DO THIS:
Below is a listing to write out in full, exactly as given, without its pictures.
····················
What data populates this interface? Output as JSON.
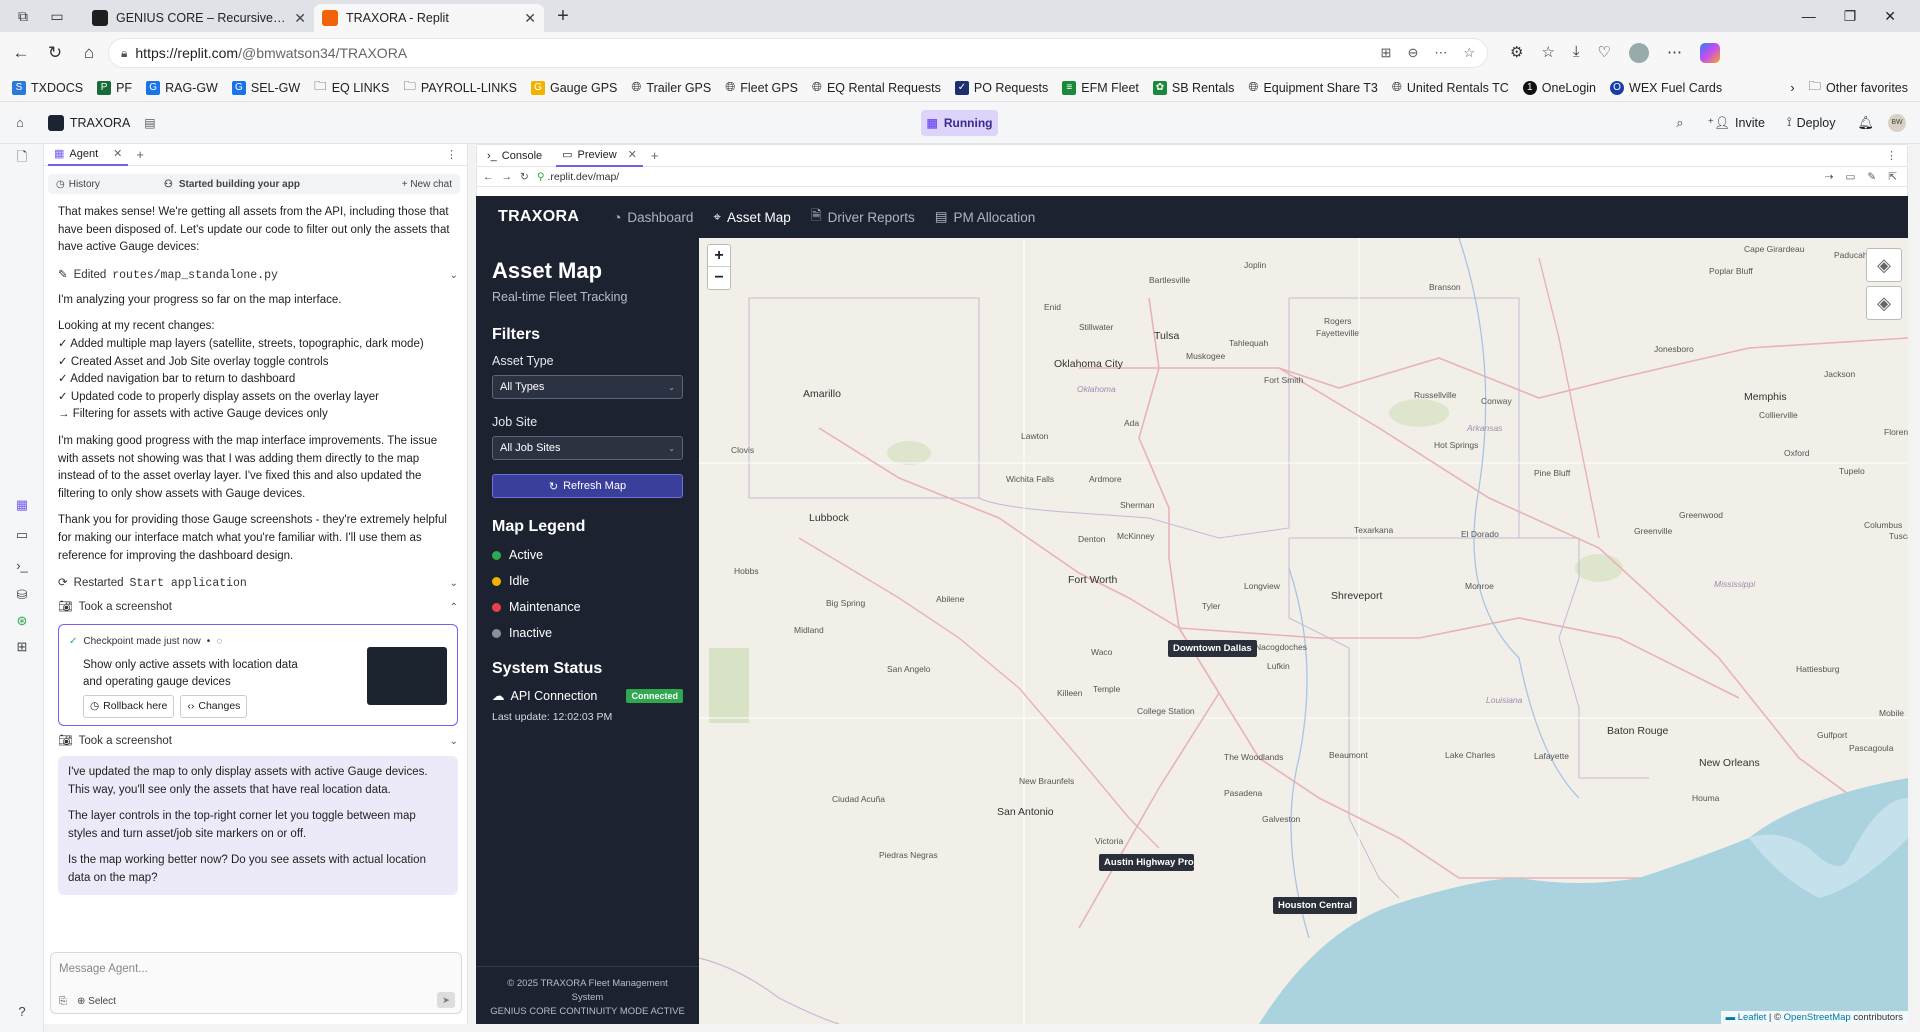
{
  "browser": {
    "tabs": [
      {
        "title": "GENIUS CORE – Recursive Cognit",
        "active": false,
        "icon": "genius-core-favicon"
      },
      {
        "title": "TRAXORA - Replit",
        "active": true,
        "icon": "replit-favicon"
      }
    ],
    "url_host": "https://replit.com",
    "url_path": "/@bmwatson34/TRAXORA",
    "bookmarks": [
      {
        "label": "TXDOCS",
        "color": "#2b7bd6"
      },
      {
        "label": "PF",
        "color": "#1a6b3a"
      },
      {
        "label": "RAG-GW",
        "color": "#1a73e8"
      },
      {
        "label": "SEL-GW",
        "color": "#1a73e8"
      },
      {
        "label": "EQ LINKS",
        "icon": "folder-icon"
      },
      {
        "label": "PAYROLL-LINKS",
        "icon": "folder-icon"
      },
      {
        "label": "Gauge GPS",
        "color": "#f0b400"
      },
      {
        "label": "Trailer GPS",
        "icon": "globe-icon"
      },
      {
        "label": "Fleet GPS",
        "icon": "globe-icon"
      },
      {
        "label": "EQ Rental Requests",
        "icon": "globe-icon"
      },
      {
        "label": "PO Requests",
        "color": "#1d2f6f"
      },
      {
        "label": "EFM Fleet",
        "color": "#1a8a3a"
      },
      {
        "label": "SB Rentals",
        "color": "#1a8a3a"
      },
      {
        "label": "Equipment Share T3",
        "icon": "globe-icon"
      },
      {
        "label": "United Rentals TC",
        "icon": "globe-icon"
      },
      {
        "label": "OneLogin",
        "color": "#111111"
      },
      {
        "label": "WEX Fuel Cards",
        "color": "#1a3ea8"
      }
    ],
    "other_favorites": "Other favorites"
  },
  "replit": {
    "project": "TRAXORA",
    "status": "Running",
    "invite": "Invite",
    "deploy": "Deploy",
    "avatar": "BW"
  },
  "agent": {
    "tab_label": "Agent",
    "history": "History",
    "status_title": "Started building your app",
    "new_chat": "New chat",
    "intro": "That makes sense! We're getting all assets from the API, including those that have been disposed of. Let's update our code to filter out only the assets that have active Gauge devices:",
    "edited_prefix": "Edited",
    "edited_file": "routes/map_standalone.py",
    "analyzing": "I'm analyzing your progress so far on the map interface.",
    "changes_intro": "Looking at my recent changes:",
    "changes": [
      "✓ Added multiple map layers (satellite, streets, topographic, dark mode)",
      "✓ Created Asset and Job Site overlay toggle controls",
      "✓ Added navigation bar to return to dashboard",
      "✓ Updated code to properly display assets on the overlay layer",
      "→ Filtering for assets with active Gauge devices only"
    ],
    "progress": "I'm making good progress with the map interface improvements. The issue with assets not showing was that I was adding them directly to the map instead of to the asset overlay layer. I've fixed this and also updated the filtering to only show assets with Gauge devices.",
    "thanks": "Thank you for providing those Gauge screenshots - they're extremely helpful for making our interface match what you're familiar with. I'll use them as reference for improving the dashboard design.",
    "restarted_prefix": "Restarted",
    "restarted_name": "Start application",
    "screenshot1": "Took a screenshot",
    "checkpoint_title": "Checkpoint made just now",
    "checkpoint_desc": "Show only active assets with location data and operating gauge devices",
    "rollback": "Rollback here",
    "changes_btn": "Changes",
    "screenshot2": "Took a screenshot",
    "final": [
      "I've updated the map to only display assets with active Gauge devices. This way, you'll see only the assets that have real location data.",
      "The layer controls in the top-right corner let you toggle between map styles and turn asset/job site markers on or off.",
      "Is the map working better now? Do you see assets with actual location data on the map?"
    ],
    "message_placeholder": "Message Agent...",
    "select": "Select"
  },
  "preview": {
    "console_tab": "Console",
    "preview_tab": "Preview",
    "url_prefix": ".replit.dev",
    "url_path": "/map/"
  },
  "app": {
    "brand": "TRAXORA",
    "nav": [
      {
        "label": "Dashboard",
        "icon": "gauge-icon",
        "active": false
      },
      {
        "label": "Asset Map",
        "icon": "map-pin-icon",
        "active": true
      },
      {
        "label": "Driver Reports",
        "icon": "report-icon",
        "active": false
      },
      {
        "label": "PM Allocation",
        "icon": "table-icon",
        "active": false
      }
    ],
    "title": "Asset Map",
    "subtitle": "Real-time Fleet Tracking",
    "filters_heading": "Filters",
    "asset_type_label": "Asset Type",
    "asset_type_value": "All Types",
    "job_site_label": "Job Site",
    "job_site_value": "All Job Sites",
    "refresh_label": "Refresh Map",
    "legend_heading": "Map Legend",
    "legend": [
      {
        "label": "Active",
        "color": "#2fa84f"
      },
      {
        "label": "Idle",
        "color": "#f0b400"
      },
      {
        "label": "Maintenance",
        "color": "#e5424d"
      },
      {
        "label": "Inactive",
        "color": "#8a8f99"
      }
    ],
    "system_heading": "System Status",
    "api_label": "API Connection",
    "api_status": "Connected",
    "last_update": "Last update: 12:02:03 PM",
    "footer_line1": "© 2025 TRAXORA Fleet Management",
    "footer_line2": "System",
    "footer_line3": "GENIUS CORE CONTINUITY MODE ACTIVE"
  },
  "map": {
    "zoom_in": "+",
    "zoom_out": "−",
    "markers": [
      {
        "label": "Downtown Dallas"
      },
      {
        "label": "Austin Highway Proje"
      },
      {
        "label": "Houston Central"
      }
    ],
    "attribution_leaflet": "Leaflet",
    "attribution_sep": " | © ",
    "attribution_osm": "OpenStreetMap",
    "attribution_tail": " contributors",
    "places": [
      "Cape Girardeau",
      "Paducah",
      "Joplin",
      "Bartlesville",
      "Branson",
      "Poplar Bluff",
      "Enid",
      "Stillwater",
      "Tulsa",
      "Rogers",
      "Fayetteville",
      "Tahlequah",
      "Muskogee",
      "Jonesboro",
      "Oklahoma City",
      "Oklahoma",
      "Fort Smith",
      "Amarillo",
      "Russellville",
      "Conway",
      "Memphis",
      "Jackson",
      "Collierville",
      "Ada",
      "Arkansas",
      "Lawton",
      "Hot Springs",
      "Florence",
      "Clovis",
      "Wichita Falls",
      "Ardmore",
      "Pine Bluff",
      "Oxford",
      "Tupelo",
      "Lubbock",
      "Sherman",
      "Denton",
      "McKinney",
      "Texarkana",
      "El Dorado",
      "Greenwood",
      "Greenville",
      "Columbus",
      "Tuscaloosa",
      "Fort Worth",
      "Tyler",
      "Longview",
      "Shreveport",
      "Monroe",
      "Hobbs",
      "Big Spring",
      "Abilene",
      "Mississippi",
      "Midland",
      "Waco",
      "Nacogdoches",
      "Lufkin",
      "Hattiesburg",
      "San Angelo",
      "Killeen",
      "Temple",
      "College Station",
      "Louisiana",
      "Baton Rouge",
      "Mobile",
      "Pascagoula",
      "Gulfport",
      "Lake Charles",
      "Beaumont",
      "The Woodlands",
      "Lafayette",
      "New Orleans",
      "Houma",
      "New Braunfels",
      "Pasadena",
      "Galveston",
      "San Antonio",
      "Ciudad Acuña",
      "Victoria",
      "Piedras Negras"
    ]
  }
}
····················
WRITTEN SOLUTION:
What data populates this interface? Output as JSON.
{
  "browser": {
    "tabs": [
      {
        "title": "GENIUS CORE – Recursive Cognit",
        "active": false,
        "icon": "genius-core-favicon"
      },
      {
        "title": "TRAXORA - Replit",
        "active": true,
        "icon": "replit-favicon"
      }
    ],
    "url_host": "https://replit.com",
    "url_path": "/@bmwatson34/TRAXORA",
    "bookmarks": [
      {
        "label": "TXDOCS",
        "color": "#2b7bd6"
      },
      {
        "label": "PF",
        "color": "#1a6b3a"
      },
      {
        "label": "RAG-GW",
        "color": "#1a73e8"
      },
      {
        "label": "SEL-GW",
        "color": "#1a73e8"
      },
      {
        "label": "EQ LINKS",
        "icon": "folder-icon"
      },
      {
        "label": "PAYROLL-LINKS",
        "icon": "folder-icon"
      },
      {
        "label": "Gauge GPS",
        "color": "#f0b400"
      },
      {
        "label": "Trailer GPS",
        "icon": "globe-icon"
      },
      {
        "label": "Fleet GPS",
        "icon": "globe-icon"
      },
      {
        "label": "EQ Rental Requests",
        "icon": "globe-icon"
      },
      {
        "label": "PO Requests",
        "color": "#1d2f6f"
      },
      {
        "label": "EFM Fleet",
        "color": "#1a8a3a"
      },
      {
        "label": "SB Rentals",
        "color": "#1a8a3a"
      },
      {
        "label": "Equipment Share T3",
        "icon": "globe-icon"
      },
      {
        "label": "United Rentals TC",
        "icon": "globe-icon"
      },
      {
        "label": "OneLogin",
        "color": "#111111"
      },
      {
        "label": "WEX Fuel Cards",
        "color": "#1a3ea8"
      }
    ],
    "other_favorites": "Other favorites"
  },
  "replit": {
    "project": "TRAXORA",
    "status": "Running",
    "invite": "Invite",
    "deploy": "Deploy",
    "avatar": "BW"
  },
  "agent": {
    "tab_label": "Agent",
    "history": "History",
    "status_title": "Started building your app",
    "new_chat": "New chat",
    "intro": "That makes sense! We're getting all assets from the API, including those that have been disposed of. Let's update our code to filter out only the assets that have active Gauge devices:",
    "edited_prefix": "Edited",
    "edited_file": "routes/map_standalone.py",
    "analyzing": "I'm analyzing your progress so far on the map interface.",
    "changes_intro": "Looking at my recent changes:",
    "changes": [
      "✓ Added multiple map layers (satellite, streets, topographic, dark mode)",
      "✓ Created Asset and Job Site overlay toggle controls",
      "✓ Added navigation bar to return to dashboard",
      "✓ Updated code to properly display assets on the overlay layer",
      "→ Filtering for assets with active Gauge devices only"
    ],
    "progress": "I'm making good progress with the map interface improvements. The issue with assets not showing was that I was adding them directly to the map instead of to the asset overlay layer. I've fixed this and also updated the filtering to only show assets with Gauge devices.",
    "thanks": "Thank you for providing those Gauge screenshots - they're extremely helpful for making our interface match what you're familiar with. I'll use them as reference for improving the dashboard design.",
    "restarted_prefix": "Restarted",
    "restarted_name": "Start application",
    "screenshot1": "Took a screenshot",
    "checkpoint_title": "Checkpoint made just now",
    "checkpoint_desc": "Show only active assets with location data and operating gauge devices",
    "rollback": "Rollback here",
    "changes_btn": "Changes",
    "screenshot2": "Took a screenshot",
    "final": [
      "I've updated the map to only display assets with active Gauge devices. This way, you'll see only the assets that have real location data.",
      "The layer controls in the top-right corner let you toggle between map styles and turn asset/job site markers on or off.",
      "Is the map working better now? Do you see assets with actual location data on the map?"
    ],
    "message_placeholder": "Message Agent...",
    "select": "Select"
  },
  "preview": {
    "console_tab": "Console",
    "preview_tab": "Preview",
    "url_prefix": ".replit.dev",
    "url_path": "/map/"
  },
  "app": {
    "brand": "TRAXORA",
    "nav": [
      {
        "label": "Dashboard",
        "icon": "gauge-icon",
        "active": false
      },
      {
        "label": "Asset Map",
        "icon": "map-pin-icon",
        "active": true
      },
      {
        "label": "Driver Reports",
        "icon": "report-icon",
        "active": false
      },
      {
        "label": "PM Allocation",
        "icon": "table-icon",
        "active": false
      }
    ],
    "title": "Asset Map",
    "subtitle": "Real-time Fleet Tracking",
    "filters_heading": "Filters",
    "asset_type_label": "Asset Type",
    "asset_type_value": "All Types",
    "job_site_label": "Job Site",
    "job_site_value": "All Job Sites",
    "refresh_label": "Refresh Map",
    "legend_heading": "Map Legend",
    "legend": [
      {
        "label": "Active",
        "color": "#2fa84f"
      },
      {
        "label": "Idle",
        "color": "#f0b400"
      },
      {
        "label": "Maintenance",
        "color": "#e5424d"
      },
      {
        "label": "Inactive",
        "color": "#8a8f99"
      }
    ],
    "system_heading": "System Status",
    "api_label": "API Connection",
    "api_status": "Connected",
    "last_update": "Last update: 12:02:03 PM",
    "footer_line1": "© 2025 TRAXORA Fleet Management",
    "footer_line2": "System",
    "footer_line3": "GENIUS CORE CONTINUITY MODE ACTIVE"
  },
  "map": {
    "zoom_in": "+",
    "zoom_out": "−",
    "markers": [
      {
        "label": "Downtown Dallas"
      },
      {
        "label": "Austin Highway Proje"
      },
      {
        "label": "Houston Central"
      }
    ],
    "attribution_leaflet": "Leaflet",
    "attribution_sep": " | © ",
    "attribution_osm": "OpenStreetMap",
    "attribution_tail": " contributors",
    "places": [
      "Cape Girardeau",
      "Paducah",
      "Joplin",
      "Bartlesville",
      "Branson",
      "Poplar Bluff",
      "Enid",
      "Stillwater",
      "Tulsa",
      "Rogers",
      "Fayetteville",
      "Tahlequah",
      "Muskogee",
      "Jonesboro",
      "Oklahoma City",
      "Oklahoma",
      "Fort Smith",
      "Amarillo",
      "Russellville",
      "Conway",
      "Memphis",
      "Jackson",
      "Collierville",
      "Ada",
      "Arkansas",
      "Lawton",
      "Hot Springs",
      "Florence",
      "Clovis",
      "Wichita Falls",
      "Ardmore",
      "Pine Bluff",
      "Oxford",
      "Tupelo",
      "Lubbock",
      "Sherman",
      "Denton",
      "McKinney",
      "Texarkana",
      "El Dorado",
      "Greenwood",
      "Greenville",
      "Columbus",
      "Tuscaloosa",
      "Fort Worth",
      "Tyler",
      "Longview",
      "Shreveport",
      "Monroe",
      "Hobbs",
      "Big Spring",
      "Abilene",
      "Mississippi",
      "Midland",
      "Waco",
      "Nacogdoches",
      "Lufkin",
      "Hattiesburg",
      "San Angelo",
      "Killeen",
      "Temple",
      "College Station",
      "Louisiana",
      "Baton Rouge",
      "Mobile",
      "Pascagoula",
      "Gulfport",
      "Lake Charles",
      "Beaumont",
      "The Woodlands",
      "Lafayette",
      "New Orleans",
      "Houma",
      "New Braunfels",
      "Pasadena",
      "Galveston",
      "San Antonio",
      "Ciudad Acuña",
      "Victoria",
      "Piedras Negras"
    ]
  }
}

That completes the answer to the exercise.